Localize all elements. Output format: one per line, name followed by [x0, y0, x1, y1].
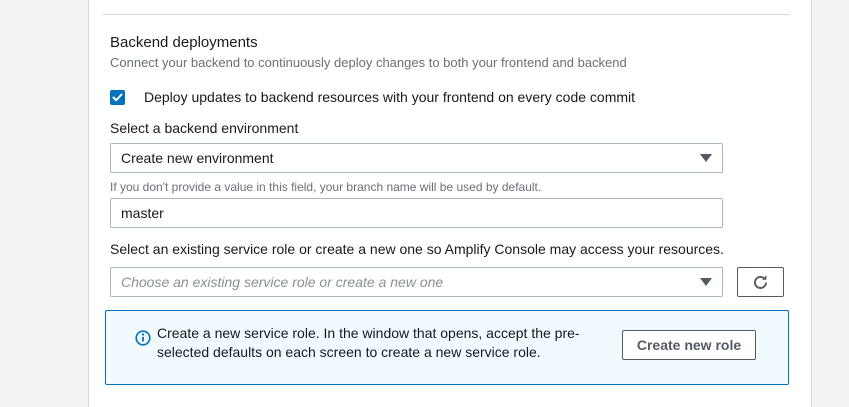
- section-description: Connect your backend to continuously dep…: [110, 55, 627, 70]
- deploy-updates-checkbox[interactable]: [110, 89, 125, 105]
- create-new-role-button[interactable]: Create new role: [622, 330, 756, 360]
- service-role-select[interactable]: Choose an existing service role or creat…: [110, 267, 723, 297]
- environment-name-helper-text: If you don't provide a value in this fie…: [110, 180, 542, 194]
- environment-name-field-wrapper: [110, 198, 723, 228]
- section-title: Backend deployments: [110, 34, 258, 51]
- refresh-icon: [754, 274, 767, 289]
- check-icon: [112, 93, 123, 101]
- left-gutter-panel: [0, 0, 89, 407]
- environment-name-input[interactable]: [121, 199, 712, 227]
- refresh-roles-button[interactable]: [737, 267, 784, 297]
- section-divider: [103, 14, 790, 15]
- create-role-info-message: Create a new service role. In the window…: [157, 325, 580, 360]
- backend-environment-selected-value: Create new environment: [121, 150, 274, 166]
- chevron-down-icon: [700, 278, 712, 286]
- chevron-down-icon: [700, 154, 712, 162]
- service-role-label: Select an existing service role or creat…: [110, 241, 724, 257]
- info-icon: [135, 330, 151, 351]
- backend-environment-select[interactable]: Create new environment: [110, 143, 723, 173]
- deploy-updates-checkbox-row: Deploy updates to backend resources with…: [110, 89, 635, 105]
- right-gutter-panel: [811, 0, 849, 407]
- backend-deployments-section: Backend deployments Connect your backend…: [103, 0, 790, 407]
- service-role-placeholder: Choose an existing service role or creat…: [121, 274, 444, 290]
- deploy-updates-checkbox-label: Deploy updates to backend resources with…: [144, 89, 636, 105]
- backend-environment-label: Select a backend environment: [110, 120, 299, 136]
- create-role-info-box: Create a new service role. In the window…: [105, 310, 789, 385]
══════
● EXERCISE
Reproduce the material above with every instance of "chevron-down-icon" changed to "dropdown-arrow-icon" and everything else unchanged. Omit the pictures from your answer.

● ANSWER TO THE PROBLEM
Localize all elements. Output format: one per line, name followed by [x0, y0, x1, y1].
- section-description: Connect your backend to continuously dep…: [110, 55, 627, 70]
- deploy-updates-checkbox[interactable]: [110, 89, 125, 105]
- create-new-role-button[interactable]: Create new role: [622, 330, 756, 360]
- service-role-select[interactable]: Choose an existing service role or creat…: [110, 267, 723, 297]
- environment-name-helper-text: If you don't provide a value in this fie…: [110, 180, 542, 194]
- environment-name-field-wrapper: [110, 198, 723, 228]
- section-title: Backend deployments: [110, 34, 258, 51]
- refresh-icon: [754, 274, 767, 289]
- check-icon: [112, 93, 123, 101]
- left-gutter-panel: [0, 0, 89, 407]
- environment-name-input[interactable]: [121, 199, 712, 227]
- refresh-roles-button[interactable]: [737, 267, 784, 297]
- section-divider: [103, 14, 790, 15]
- create-role-info-message: Create a new service role. In the window…: [157, 325, 580, 360]
- backend-environment-selected-value: Create new environment: [121, 150, 274, 166]
- dropdown-arrow-icon: [700, 278, 712, 286]
- dropdown-arrow-icon: [700, 154, 712, 162]
- service-role-label: Select an existing service role or creat…: [110, 241, 724, 257]
- info-icon: [135, 330, 151, 351]
- backend-environment-select[interactable]: Create new environment: [110, 143, 723, 173]
- deploy-updates-checkbox-row: Deploy updates to backend resources with…: [110, 89, 635, 105]
- right-gutter-panel: [811, 0, 849, 407]
- backend-deployments-section: Backend deployments Connect your backend…: [103, 0, 790, 407]
- service-role-placeholder: Choose an existing service role or creat…: [121, 274, 444, 290]
- deploy-updates-checkbox-label: Deploy updates to backend resources with…: [144, 89, 636, 105]
- backend-environment-label: Select a backend environment: [110, 120, 299, 136]
- create-role-info-box: Create a new service role. In the window…: [105, 310, 789, 385]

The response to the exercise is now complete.